§ **Exercise instructions**:
Reproduce the lines of the data verbatim, starting with the line containing "484, 553, 505]" and ending with the line containing "682, 657, 699]", including both of those lines.

[BEGIN Task material]

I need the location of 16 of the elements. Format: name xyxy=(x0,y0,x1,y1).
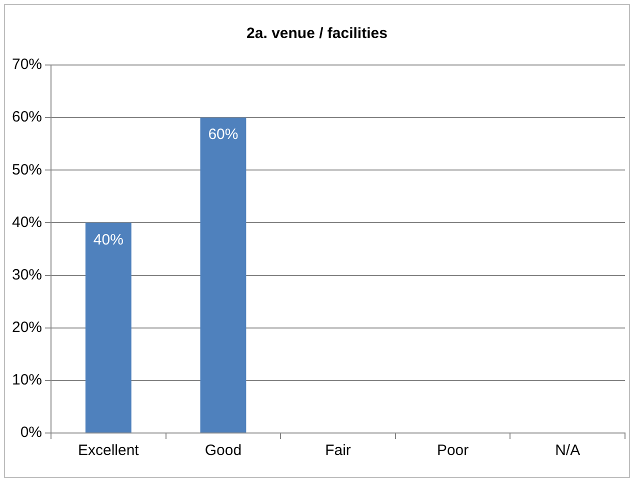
y-tick-label: 60% xyxy=(12,108,42,126)
x-tick-label: Excellent xyxy=(78,442,140,460)
x-tick-label: N/A xyxy=(555,442,580,460)
chart-title: 2a. venue / facilities xyxy=(246,25,388,42)
x-tick-label: Fair xyxy=(325,442,351,460)
data-label: 60% xyxy=(208,126,238,144)
y-tick-label: 10% xyxy=(12,372,42,389)
y-tick-label: 40% xyxy=(12,214,42,231)
y-tick-label: 20% xyxy=(12,319,42,336)
x-tick-label: Good xyxy=(204,442,242,460)
y-tick-label: 50% xyxy=(12,161,42,178)
y-tick-label: 0% xyxy=(20,424,42,442)
y-tick-label: 30% xyxy=(12,266,42,284)
x-tick-label: Poor xyxy=(436,442,469,460)
y-tick-label: 70% xyxy=(12,56,42,74)
data-label: 40% xyxy=(93,231,124,248)
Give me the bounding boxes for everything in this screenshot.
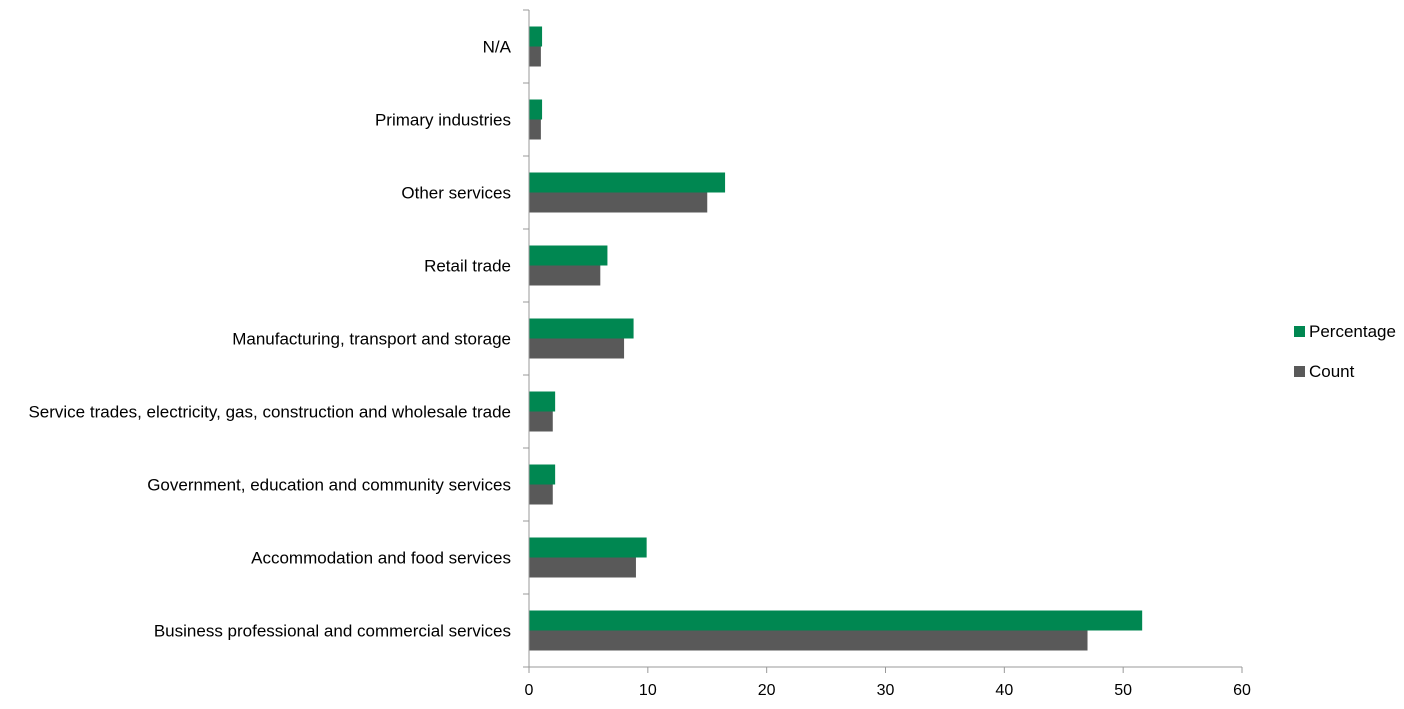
bar-count	[529, 484, 553, 505]
category-labels: Business professional and commercial ser…	[28, 38, 511, 641]
bar-percentage	[529, 172, 726, 193]
bar-count	[529, 119, 541, 140]
category-label: Primary industries	[375, 111, 511, 130]
x-tick-labels: 0 10 20 30 40 50 60	[525, 682, 1251, 699]
bar-count	[529, 46, 541, 67]
bar-percentage	[529, 318, 634, 339]
legend-label-percentage: Percentage	[1309, 322, 1396, 341]
x-tick-label: 10	[639, 682, 657, 699]
x-tick-label: 60	[1233, 682, 1251, 699]
category-label: Business professional and commercial ser…	[154, 622, 511, 641]
category-label: Government, education and community serv…	[147, 476, 511, 495]
bar-count	[529, 192, 708, 213]
x-tick-label: 20	[758, 682, 776, 699]
category-label: N/A	[483, 38, 512, 57]
x-tick-label: 50	[1114, 682, 1132, 699]
bar-percentage	[529, 610, 1143, 631]
bar-count	[529, 630, 1088, 651]
bar-count	[529, 557, 636, 578]
bar-percentage	[529, 99, 543, 120]
x-tick-label: 30	[877, 682, 895, 699]
bar-percentage	[529, 245, 608, 266]
legend-swatch-count	[1294, 366, 1305, 377]
legend-label-count: Count	[1309, 362, 1355, 381]
bar-percentage	[529, 26, 543, 47]
bar-percentage	[529, 391, 556, 412]
x-tick-label: 40	[995, 682, 1013, 699]
legend: Percentage Count	[1294, 322, 1396, 381]
category-label: Service trades, electricity, gas, constr…	[28, 403, 511, 422]
category-label: Manufacturing, transport and storage	[232, 330, 511, 349]
legend-swatch-percentage	[1294, 326, 1305, 337]
bars-group	[529, 26, 1143, 651]
category-label: Retail trade	[424, 257, 511, 276]
bar-count	[529, 338, 625, 359]
category-label: Other services	[401, 184, 511, 203]
bar-percentage	[529, 464, 556, 485]
bar-count	[529, 265, 601, 286]
category-label: Accommodation and food services	[251, 549, 511, 568]
bar-count	[529, 411, 553, 432]
bar-percentage	[529, 537, 647, 558]
x-tick-label: 0	[525, 682, 534, 699]
axes-group	[523, 9, 1243, 673]
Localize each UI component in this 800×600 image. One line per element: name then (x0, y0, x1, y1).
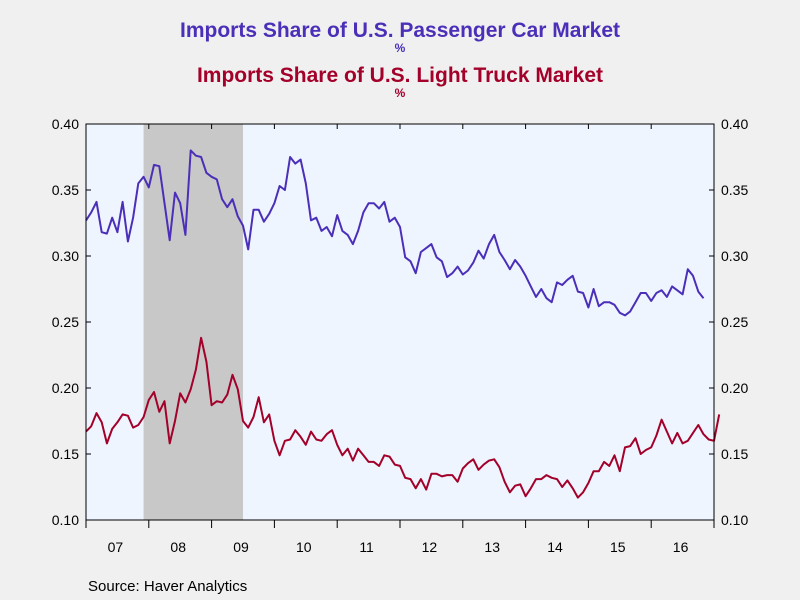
y-tick-label-right: 0.30 (721, 248, 748, 264)
x-tick-label: 12 (422, 539, 438, 555)
x-tick-label: 09 (233, 539, 249, 555)
x-tick-label: 14 (547, 539, 563, 555)
y-tick-label-left: 0.40 (52, 116, 79, 132)
series-line-car (85, 149, 705, 317)
y-tick-label-right: 0.25 (721, 314, 748, 330)
y-tick-label-left: 0.15 (52, 446, 79, 462)
y-tick-label-right: 0.40 (721, 116, 748, 132)
x-tick-label: 08 (170, 539, 186, 555)
x-tick-label: 10 (296, 539, 312, 555)
x-tick-label: 07 (108, 539, 124, 555)
y-tick-label-right: 0.35 (721, 182, 748, 198)
x-tick-label: 11 (359, 539, 374, 555)
chart-title-truck: Imports Share of U.S. Light Truck Market (196, 64, 604, 87)
y-tick-label-left: 0.35 (52, 182, 79, 198)
source-note: Source: Haver Analytics (88, 578, 248, 595)
y-tick-label-left: 0.10 (52, 512, 79, 528)
x-tick-label: 16 (673, 539, 689, 555)
x-tick-label: 13 (484, 539, 500, 555)
y-tick-label-left: 0.30 (52, 248, 79, 264)
x-tick-label: 15 (610, 539, 626, 555)
chart-title-car: Imports Share of U.S. Passenger Car Mark… (180, 19, 620, 42)
y-tick-label-left: 0.20 (52, 380, 79, 396)
series-line-truck (85, 336, 721, 499)
y-tick-label-right: 0.20 (721, 380, 748, 396)
chart-unit-car: % (394, 41, 406, 55)
y-tick-label-right: 0.10 (721, 512, 748, 528)
chart-unit-truck: % (394, 86, 406, 100)
y-tick-label-right: 0.15 (721, 446, 748, 462)
recession-band (143, 124, 243, 520)
y-tick-label-left: 0.25 (52, 314, 79, 330)
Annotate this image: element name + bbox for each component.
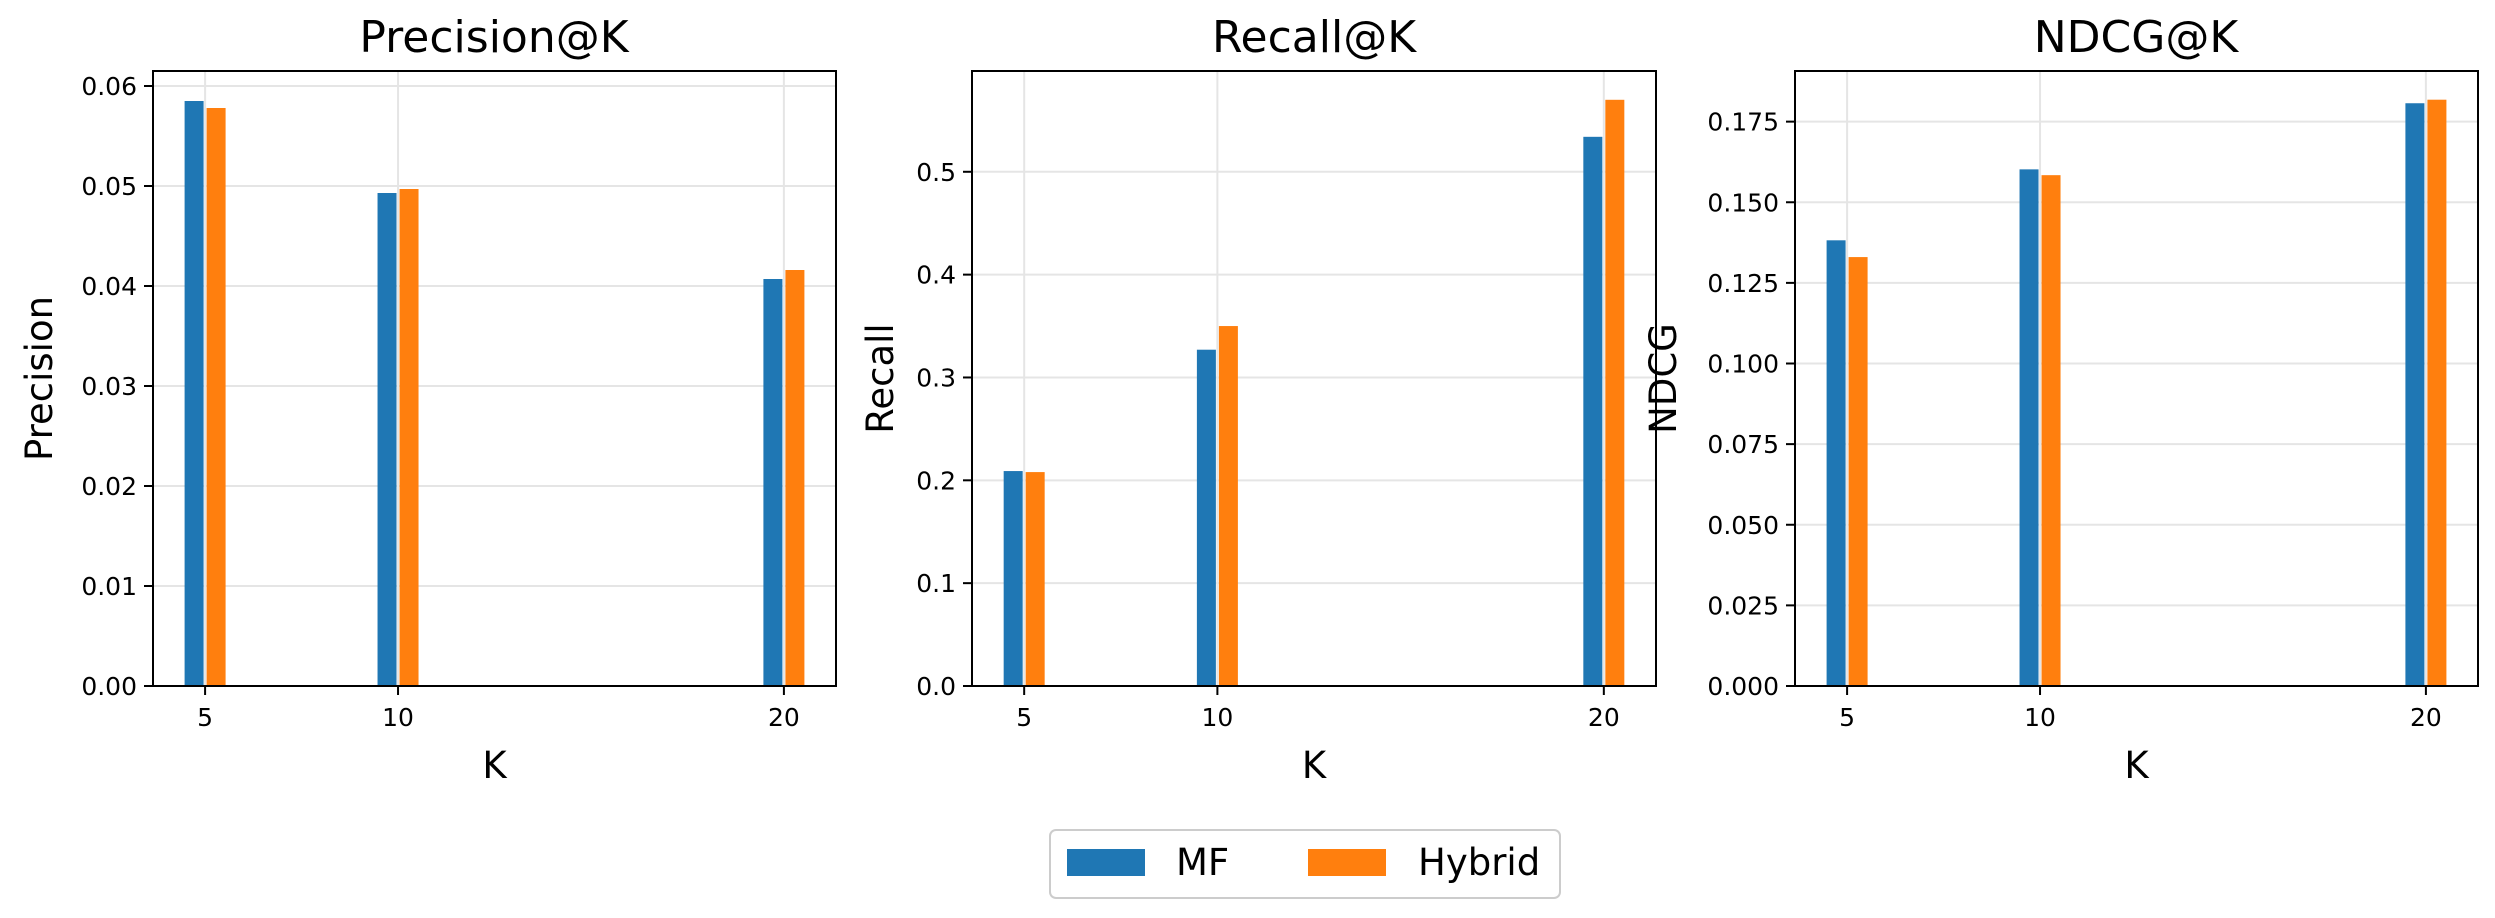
legend-frame	[1049, 829, 1561, 899]
y-axis-title: Recall	[859, 323, 902, 433]
x-tick-label: 10	[382, 703, 414, 732]
y-tick-label: 0.00	[81, 672, 137, 701]
y-tick-label: 0.02	[81, 472, 137, 501]
plot-frame	[152, 70, 837, 687]
x-tick-label: 20	[768, 703, 800, 732]
plot-frame	[1794, 70, 2479, 687]
y-tick-label: 0.3	[916, 363, 956, 392]
bar-hybrid-k5	[1848, 257, 1868, 686]
bar-mf-k10	[2019, 169, 2039, 686]
legend-swatch-hybrid	[1308, 849, 1386, 876]
x-tick-label: 20	[2410, 703, 2442, 732]
y-tick-label: 0.000	[1707, 672, 1779, 701]
bar-hybrid-k20	[1605, 99, 1625, 686]
bar-mf-k5	[1003, 471, 1023, 686]
bar-hybrid-k20	[2427, 99, 2447, 686]
x-tick-label: 5	[197, 703, 213, 732]
x-axis-title: K	[1302, 744, 1328, 787]
x-tick-label: 5	[1839, 703, 1855, 732]
bar-mf-k10	[1196, 349, 1216, 686]
bar-mf-k5	[184, 101, 204, 686]
plot-frame	[971, 70, 1657, 687]
bar-hybrid-k10	[399, 189, 419, 686]
chart-panels: 5 10 200.000.010.020.030.040.050.06Precisi…	[18, 12, 2479, 787]
legend: MF Hybrid	[1049, 829, 1561, 899]
bar-mf-k10	[377, 193, 397, 686]
y-axis-title: NDCG	[1642, 323, 1685, 434]
bar-hybrid-k5	[1025, 472, 1045, 686]
legend-label-hybrid: Hybrid	[1418, 841, 1540, 884]
x-tick-label: 10	[2024, 703, 2056, 732]
legend-swatch-mf	[1067, 849, 1145, 876]
y-tick-label: 0.050	[1707, 511, 1779, 540]
y-tick-label: 0.06	[81, 72, 137, 101]
x-axis-title: K	[2124, 744, 2150, 787]
y-tick-label: 0.2	[916, 466, 956, 495]
y-tick-label: 0.01	[81, 572, 137, 601]
y-tick-label: 0.025	[1707, 591, 1779, 620]
y-tick-label: 0.0	[916, 672, 956, 701]
y-tick-label: 0.03	[81, 372, 137, 401]
chart-panel-2: 5 10 20 0.0 0.1 0.2 0.3 0.4 0.5 Recall@K K Recall	[859, 12, 1657, 787]
y-tick-label: 0.150	[1707, 188, 1779, 217]
y-tick-label: 0.100	[1707, 350, 1779, 379]
bar-hybrid-k20	[785, 270, 805, 686]
legend-label-mf: MF	[1176, 841, 1229, 884]
chart-title: Recall@K	[1212, 12, 1417, 63]
y-tick-label: 0.1	[916, 569, 956, 598]
x-tick-label: 20	[1588, 703, 1620, 732]
y-tick-label: 0.075	[1707, 430, 1779, 459]
y-axis-title: Precision	[18, 296, 61, 461]
y-tick-label: 0.04	[81, 272, 137, 301]
y-tick-label: 0.4	[916, 261, 956, 290]
bar-hybrid-k10	[2041, 175, 2061, 686]
chart-panel-1: 5 10 20 0.00 0.01 0.02 0.03 0.04 0.05 0.06 Precisi…	[18, 12, 837, 787]
x-tick-label: 10	[1201, 703, 1233, 732]
y-tick-label: 0.05	[81, 172, 137, 201]
bar-hybrid-k10	[1218, 326, 1238, 686]
chart-title: Precision@K	[359, 12, 629, 63]
chart-title: NDCG@K	[2034, 12, 2240, 63]
bar-mf-k20	[1583, 136, 1603, 686]
y-tick-label: 0.125	[1707, 269, 1779, 298]
x-tick-label: 5	[1016, 703, 1032, 732]
x-axis-title: K	[482, 744, 508, 787]
bar-mf-k20	[2405, 103, 2425, 686]
bar-hybrid-k5	[206, 108, 226, 686]
y-tick-label: 0.5	[916, 158, 956, 187]
chart-panel-3: 5 10 20 0.000 0.025 0.050 0.075 0.100 0.125 0.150…	[1642, 12, 2479, 787]
bar-mf-k5	[1826, 240, 1846, 687]
bar-mf-k20	[763, 279, 783, 686]
y-tick-label: 0.175	[1707, 108, 1779, 137]
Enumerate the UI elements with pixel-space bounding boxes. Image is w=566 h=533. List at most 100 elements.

[END Task material]

§ **Task result**:
bar-count	[529, 484, 553, 505]
category-labels: Business professional and commercial ser…	[28, 38, 511, 641]
bar-percentage	[529, 172, 726, 193]
bar-count	[529, 119, 541, 140]
category-label: Primary industries	[375, 111, 511, 130]
x-tick-labels: 0 10 20 30 40 50 60	[525, 682, 1251, 699]
bar-count	[529, 46, 541, 67]
bar-percentage	[529, 318, 634, 339]
legend-label-percentage: Percentage	[1309, 322, 1396, 341]
x-tick-label: 10	[639, 682, 657, 699]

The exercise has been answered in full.